• _The request_: Repeat each line of the material below exactly as it appears, minus any pictures.
○ ○ ○ ○ ○
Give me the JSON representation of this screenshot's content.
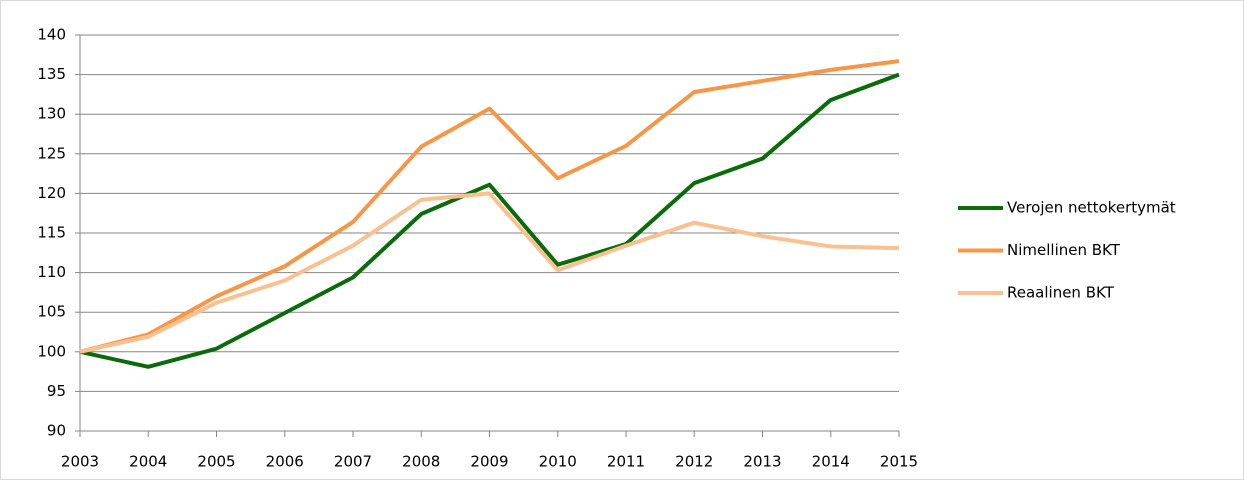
{
  "chart_data": {
    "type": "line",
    "x": [
      2003,
      2004,
      2005,
      2006,
      2007,
      2008,
      2009,
      2010,
      2011,
      2012,
      2013,
      2014,
      2015
    ],
    "series": [
      {
        "name": "Verojen nettokertymät",
        "color": "#0b6b0b",
        "values": [
          100,
          98.1,
          100.4,
          104.9,
          109.4,
          117.4,
          121.1,
          111,
          113.6,
          121.3,
          124.4,
          131.8,
          135
        ]
      },
      {
        "name": "Nimellinen BKT",
        "color": "#f79646",
        "values": [
          100,
          102.2,
          107,
          110.8,
          116.4,
          125.9,
          130.7,
          121.9,
          126,
          132.8,
          134.2,
          135.6,
          136.7
        ]
      },
      {
        "name": "Reaalinen BKT",
        "color": "#fac090",
        "values": [
          100,
          101.9,
          106.2,
          109,
          113.4,
          119.2,
          120,
          110.3,
          113.4,
          116.3,
          114.6,
          113.3,
          113.1
        ]
      }
    ],
    "xlim": [
      2003,
      2015
    ],
    "xticks": [
      2003,
      2004,
      2005,
      2006,
      2007,
      2008,
      2009,
      2010,
      2011,
      2012,
      2013,
      2014,
      2015
    ],
    "ylim": [
      90,
      140
    ],
    "yticks": [
      90,
      95,
      100,
      105,
      110,
      115,
      120,
      125,
      130,
      135,
      140
    ],
    "grid": true,
    "legend": "right"
  }
}
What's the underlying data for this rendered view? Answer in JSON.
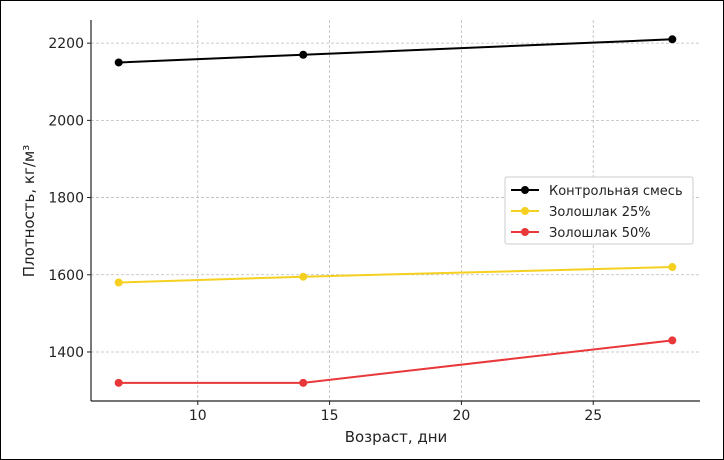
{
  "chart_data": {
    "type": "line",
    "title": "",
    "xlabel": "Возраст, дни",
    "ylabel": "Плотность, кг/м³",
    "x": [
      7,
      14,
      28
    ],
    "xlim": [
      5.95,
      29.05
    ],
    "ylim": [
      1273,
      2260
    ],
    "xticks": [
      10,
      15,
      20,
      25
    ],
    "yticks": [
      1400,
      1600,
      1800,
      2000,
      2200
    ],
    "grid": true,
    "legend_position": "center-right",
    "series": [
      {
        "name": "Контрольная смесь",
        "color": "#000000",
        "values": [
          2150,
          2170,
          2210
        ]
      },
      {
        "name": "Золошлак 25%",
        "color": "#f5d020",
        "values": [
          1580,
          1595,
          1620
        ]
      },
      {
        "name": "Золошлак 50%",
        "color": "#e8383a",
        "values": [
          1320,
          1320,
          1430
        ]
      }
    ]
  }
}
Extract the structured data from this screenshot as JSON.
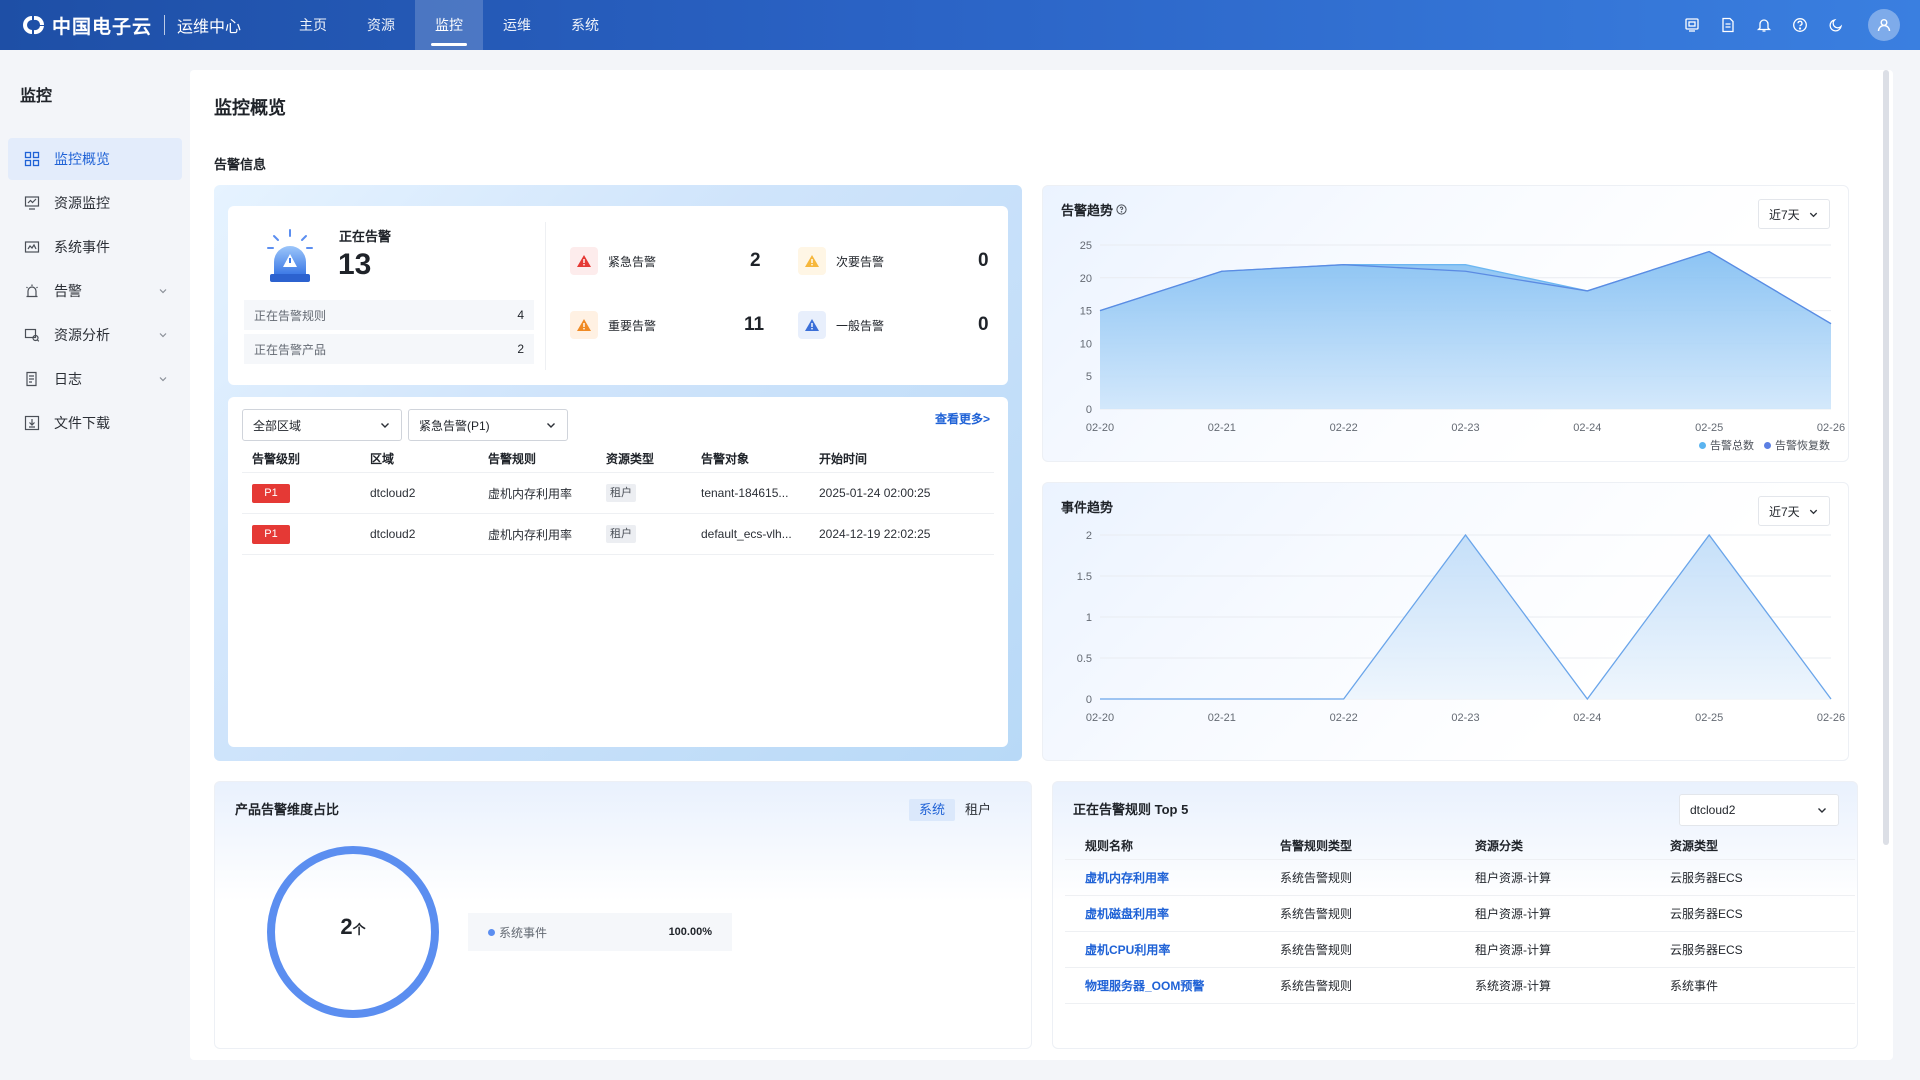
{
  "header": {
    "brand": "中国电子云",
    "subtitle": "运维中心",
    "nav": [
      {
        "label": "主页",
        "active": false
      },
      {
        "label": "资源",
        "active": false
      },
      {
        "label": "监控",
        "active": true
      },
      {
        "label": "运维",
        "active": false
      },
      {
        "label": "系统",
        "active": false
      }
    ],
    "icons": [
      "screen-icon",
      "document-icon",
      "bell-icon",
      "help-icon",
      "moon-icon",
      "user-icon"
    ]
  },
  "sidebar": {
    "title": "监控",
    "items": [
      {
        "label": "监控概览",
        "icon": "grid-icon",
        "active": true,
        "expandable": false
      },
      {
        "label": "资源监控",
        "icon": "monitor-icon",
        "active": false,
        "expandable": false
      },
      {
        "label": "系统事件",
        "icon": "event-icon",
        "active": false,
        "expandable": false
      },
      {
        "label": "告警",
        "icon": "alarm-icon",
        "active": false,
        "expandable": true
      },
      {
        "label": "资源分析",
        "icon": "analysis-icon",
        "active": false,
        "expandable": true
      },
      {
        "label": "日志",
        "icon": "log-icon",
        "active": false,
        "expandable": true
      },
      {
        "label": "文件下载",
        "icon": "download-icon",
        "active": false,
        "expandable": false
      }
    ]
  },
  "page": {
    "title": "监控概览",
    "section_alarm": "告警信息"
  },
  "alarm": {
    "active_label": "正在告警",
    "active_count": "13",
    "rules_label": "正在告警规则",
    "rules_count": "4",
    "products_label": "正在告警产品",
    "products_count": "2",
    "levels": [
      {
        "label": "紧急告警",
        "count": "2",
        "color": "#e53935",
        "bg": "#fdecec"
      },
      {
        "label": "次要告警",
        "count": "0",
        "color": "#f6b73c",
        "bg": "#fff6e5"
      },
      {
        "label": "重要告警",
        "count": "11",
        "color": "#f08a24",
        "bg": "#fff1e3"
      },
      {
        "label": "一般告警",
        "count": "0",
        "color": "#3b6fd8",
        "bg": "#e8effc"
      }
    ],
    "filter_region": "全部区域",
    "filter_level": "紧急告警(P1)",
    "more_link": "查看更多>",
    "columns": [
      "告警级别",
      "区域",
      "告警规则",
      "资源类型",
      "告警对象",
      "开始时间"
    ],
    "rows": [
      {
        "level": "P1",
        "region": "dtcloud2",
        "rule": "虚机内存利用率",
        "type": "租户",
        "target": "tenant-184615...",
        "time": "2025-01-24 02:00:25"
      },
      {
        "level": "P1",
        "region": "dtcloud2",
        "rule": "虚机内存利用率",
        "type": "租户",
        "target": "default_ecs-vlh...",
        "time": "2024-12-19 22:02:25"
      }
    ]
  },
  "trend_alarm": {
    "title": "告警趋势",
    "range": "近7天",
    "legend": [
      "告警总数",
      "告警恢复数"
    ],
    "colors": {
      "total": "#6cb7f2",
      "recovered": "#5b8be3"
    }
  },
  "trend_event": {
    "title": "事件趋势",
    "range": "近7天"
  },
  "chart_data": [
    {
      "type": "area",
      "title": "告警趋势",
      "x": [
        "02-20",
        "02-21",
        "02-22",
        "02-23",
        "02-24",
        "02-25",
        "02-26"
      ],
      "y_ticks": [
        "0",
        "5",
        "10",
        "15",
        "20",
        "25"
      ],
      "ylim": [
        0,
        25
      ],
      "grid": true,
      "legend_position": "bottom-right",
      "series": [
        {
          "name": "告警总数",
          "values": [
            15,
            21,
            22,
            22,
            18,
            24,
            13
          ]
        },
        {
          "name": "告警恢复数",
          "values": [
            15,
            21,
            22,
            21,
            18,
            24,
            13
          ]
        }
      ]
    },
    {
      "type": "area",
      "title": "事件趋势",
      "x": [
        "02-20",
        "02-21",
        "02-22",
        "02-23",
        "02-24",
        "02-25",
        "02-26"
      ],
      "y_ticks": [
        "0",
        "0.5",
        "1",
        "1.5",
        "2"
      ],
      "ylim": [
        0,
        2
      ],
      "grid": true,
      "series": [
        {
          "values": [
            0,
            0,
            0,
            2,
            0,
            2,
            0
          ]
        }
      ]
    }
  ],
  "product_ratio": {
    "title": "产品告警维度占比",
    "tabs": [
      {
        "label": "系统",
        "active": true
      },
      {
        "label": "租户",
        "active": false
      }
    ],
    "center_value": "2",
    "center_unit": "个",
    "legend_label": "系统事件",
    "legend_value": "100.00%",
    "ring_color": "#5b8ef0"
  },
  "top_rules": {
    "title": "正在告警规则 Top 5",
    "region": "dtcloud2",
    "columns": [
      "规则名称",
      "告警规则类型",
      "资源分类",
      "资源类型"
    ],
    "rows": [
      {
        "name": "虚机内存利用率",
        "rule_type": "系统告警规则",
        "category": "租户资源-计算",
        "res_type": "云服务器ECS"
      },
      {
        "name": "虚机磁盘利用率",
        "rule_type": "系统告警规则",
        "category": "租户资源-计算",
        "res_type": "云服务器ECS"
      },
      {
        "name": "虚机CPU利用率",
        "rule_type": "系统告警规则",
        "category": "租户资源-计算",
        "res_type": "云服务器ECS"
      },
      {
        "name": "物理服务器_OOM预警",
        "rule_type": "系统告警规则",
        "category": "系统资源-计算",
        "res_type": "系统事件"
      }
    ]
  }
}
○ ○ ○ ○ ○
• _Solution below_:
Give me the JSON representation of this screenshot's content.
{
  "chart_data": {
    "type": "line",
    "x": [
      2003,
      2004,
      2005,
      2006,
      2007,
      2008,
      2009,
      2010,
      2011,
      2012,
      2013,
      2014,
      2015
    ],
    "series": [
      {
        "name": "Verojen nettokertymät",
        "color": "#0b6b0b",
        "values": [
          100,
          98.1,
          100.4,
          104.9,
          109.4,
          117.4,
          121.1,
          111,
          113.6,
          121.3,
          124.4,
          131.8,
          135
        ]
      },
      {
        "name": "Nimellinen BKT",
        "color": "#f79646",
        "values": [
          100,
          102.2,
          107,
          110.8,
          116.4,
          125.9,
          130.7,
          121.9,
          126,
          132.8,
          134.2,
          135.6,
          136.7
        ]
      },
      {
        "name": "Reaalinen BKT",
        "color": "#fac090",
        "values": [
          100,
          101.9,
          106.2,
          109,
          113.4,
          119.2,
          120,
          110.3,
          113.4,
          116.3,
          114.6,
          113.3,
          113.1
        ]
      }
    ],
    "xlim": [
      2003,
      2015
    ],
    "xticks": [
      2003,
      2004,
      2005,
      2006,
      2007,
      2008,
      2009,
      2010,
      2011,
      2012,
      2013,
      2014,
      2015
    ],
    "ylim": [
      90,
      140
    ],
    "yticks": [
      90,
      95,
      100,
      105,
      110,
      115,
      120,
      125,
      130,
      135,
      140
    ],
    "grid": true,
    "legend": "right"
  }
}
What's the underlying data for this rendered view? Answer in JSON.
{
  "chart_data": {
    "type": "line",
    "title": "",
    "xlabel": "Возраст, дни",
    "ylabel": "Плотность, кг/м³",
    "x": [
      7,
      14,
      28
    ],
    "xlim": [
      5.95,
      29.05
    ],
    "ylim": [
      1273,
      2260
    ],
    "xticks": [
      10,
      15,
      20,
      25
    ],
    "yticks": [
      1400,
      1600,
      1800,
      2000,
      2200
    ],
    "grid": true,
    "legend_position": "center-right",
    "series": [
      {
        "name": "Контрольная смесь",
        "color": "#000000",
        "values": [
          2150,
          2170,
          2210
        ]
      },
      {
        "name": "Золошлак 25%",
        "color": "#f5d020",
        "values": [
          1580,
          1595,
          1620
        ]
      },
      {
        "name": "Золошлак 50%",
        "color": "#e8383a",
        "values": [
          1320,
          1320,
          1430
        ]
      }
    ]
  }
}
Extract the structured data from this screenshot as JSON.
{
  "header": {
    "brand": "中国电子云",
    "subtitle": "运维中心",
    "nav": [
      {
        "label": "主页",
        "active": false
      },
      {
        "label": "资源",
        "active": false
      },
      {
        "label": "监控",
        "active": true
      },
      {
        "label": "运维",
        "active": false
      },
      {
        "label": "系统",
        "active": false
      }
    ],
    "icons": [
      "screen-icon",
      "document-icon",
      "bell-icon",
      "help-icon",
      "moon-icon",
      "user-icon"
    ]
  },
  "sidebar": {
    "title": "监控",
    "items": [
      {
        "label": "监控概览",
        "icon": "grid-icon",
        "active": true,
        "expandable": false
      },
      {
        "label": "资源监控",
        "icon": "monitor-icon",
        "active": false,
        "expandable": false
      },
      {
        "label": "系统事件",
        "icon": "event-icon",
        "active": false,
        "expandable": false
      },
      {
        "label": "告警",
        "icon": "alarm-icon",
        "active": false,
        "expandable": true
      },
      {
        "label": "资源分析",
        "icon": "analysis-icon",
        "active": false,
        "expandable": true
      },
      {
        "label": "日志",
        "icon": "log-icon",
        "active": false,
        "expandable": true
      },
      {
        "label": "文件下载",
        "icon": "download-icon",
        "active": false,
        "expandable": false
      }
    ]
  },
  "page": {
    "title": "监控概览",
    "section_alarm": "告警信息"
  },
  "alarm": {
    "active_label": "正在告警",
    "active_count": "13",
    "rules_label": "正在告警规则",
    "rules_count": "4",
    "products_label": "正在告警产品",
    "products_count": "2",
    "levels": [
      {
        "label": "紧急告警",
        "count": "2",
        "color": "#e53935",
        "bg": "#fdecec"
      },
      {
        "label": "次要告警",
        "count": "0",
        "color": "#f6b73c",
        "bg": "#fff6e5"
      },
      {
        "label": "重要告警",
        "count": "11",
        "color": "#f08a24",
        "bg": "#fff1e3"
      },
      {
        "label": "一般告警",
        "count": "0",
        "color": "#3b6fd8",
        "bg": "#e8effc"
      }
    ],
    "filter_region": "全部区域",
    "filter_level": "紧急告警(P1)",
    "more_link": "查看更多>",
    "columns": [
      "告警级别",
      "区域",
      "告警规则",
      "资源类型",
      "告警对象",
      "开始时间"
    ],
    "rows": [
      {
        "level": "P1",
        "region": "dtcloud2",
        "rule": "虚机内存利用率",
        "type": "租户",
        "target": "tenant-184615...",
        "time": "2025-01-24 02:00:25"
      },
      {
        "level": "P1",
        "region": "dtcloud2",
        "rule": "虚机内存利用率",
        "type": "租户",
        "target": "default_ecs-vlh...",
        "time": "2024-12-19 22:02:25"
      }
    ]
  },
  "trend_alarm": {
    "title": "告警趋势",
    "range": "近7天",
    "legend": [
      "告警总数",
      "告警恢复数"
    ],
    "colors": {
      "total": "#6cb7f2",
      "recovered": "#5b8be3"
    }
  },
  "trend_event": {
    "title": "事件趋势",
    "range": "近7天"
  },
  "chart_data": [
    {
      "type": "area",
      "title": "告警趋势",
      "x": [
        "02-20",
        "02-21",
        "02-22",
        "02-23",
        "02-24",
        "02-25",
        "02-26"
      ],
      "y_ticks": [
        "0",
        "5",
        "10",
        "15",
        "20",
        "25"
      ],
      "ylim": [
        0,
        25
      ],
      "grid": true,
      "legend_position": "bottom-right",
      "series": [
        {
          "name": "告警总数",
          "values": [
            15,
            21,
            22,
            22,
            18,
            24,
            13
          ]
        },
        {
          "name": "告警恢复数",
          "values": [
            15,
            21,
            22,
            21,
            18,
            24,
            13
          ]
        }
      ]
    },
    {
      "type": "area",
      "title": "事件趋势",
      "x": [
        "02-20",
        "02-21",
        "02-22",
        "02-23",
        "02-24",
        "02-25",
        "02-26"
      ],
      "y_ticks": [
        "0",
        "0.5",
        "1",
        "1.5",
        "2"
      ],
      "ylim": [
        0,
        2
      ],
      "grid": true,
      "series": [
        {
          "values": [
            0,
            0,
            0,
            2,
            0,
            2,
            0
          ]
        }
      ]
    }
  ],
  "product_ratio": {
    "title": "产品告警维度占比",
    "tabs": [
      {
        "label": "系统",
        "active": true
      },
      {
        "label": "租户",
        "active": false
      }
    ],
    "center_value": "2",
    "center_unit": "个",
    "legend_label": "系统事件",
    "legend_value": "100.00%",
    "ring_color": "#5b8ef0"
  },
  "top_rules": {
    "title": "正在告警规则 Top 5",
    "region": "dtcloud2",
    "columns": [
      "规则名称",
      "告警规则类型",
      "资源分类",
      "资源类型"
    ],
    "rows": [
      {
        "name": "虚机内存利用率",
        "rule_type": "系统告警规则",
        "category": "租户资源-计算",
        "res_type": "云服务器ECS"
      },
      {
        "name": "虚机磁盘利用率",
        "rule_type": "系统告警规则",
        "category": "租户资源-计算",
        "res_type": "云服务器ECS"
      },
      {
        "name": "虚机CPU利用率",
        "rule_type": "系统告警规则",
        "category": "租户资源-计算",
        "res_type": "云服务器ECS"
      },
      {
        "name": "物理服务器_OOM预警",
        "rule_type": "系统告警规则",
        "category": "系统资源-计算",
        "res_type": "系统事件"
      }
    ]
  }
}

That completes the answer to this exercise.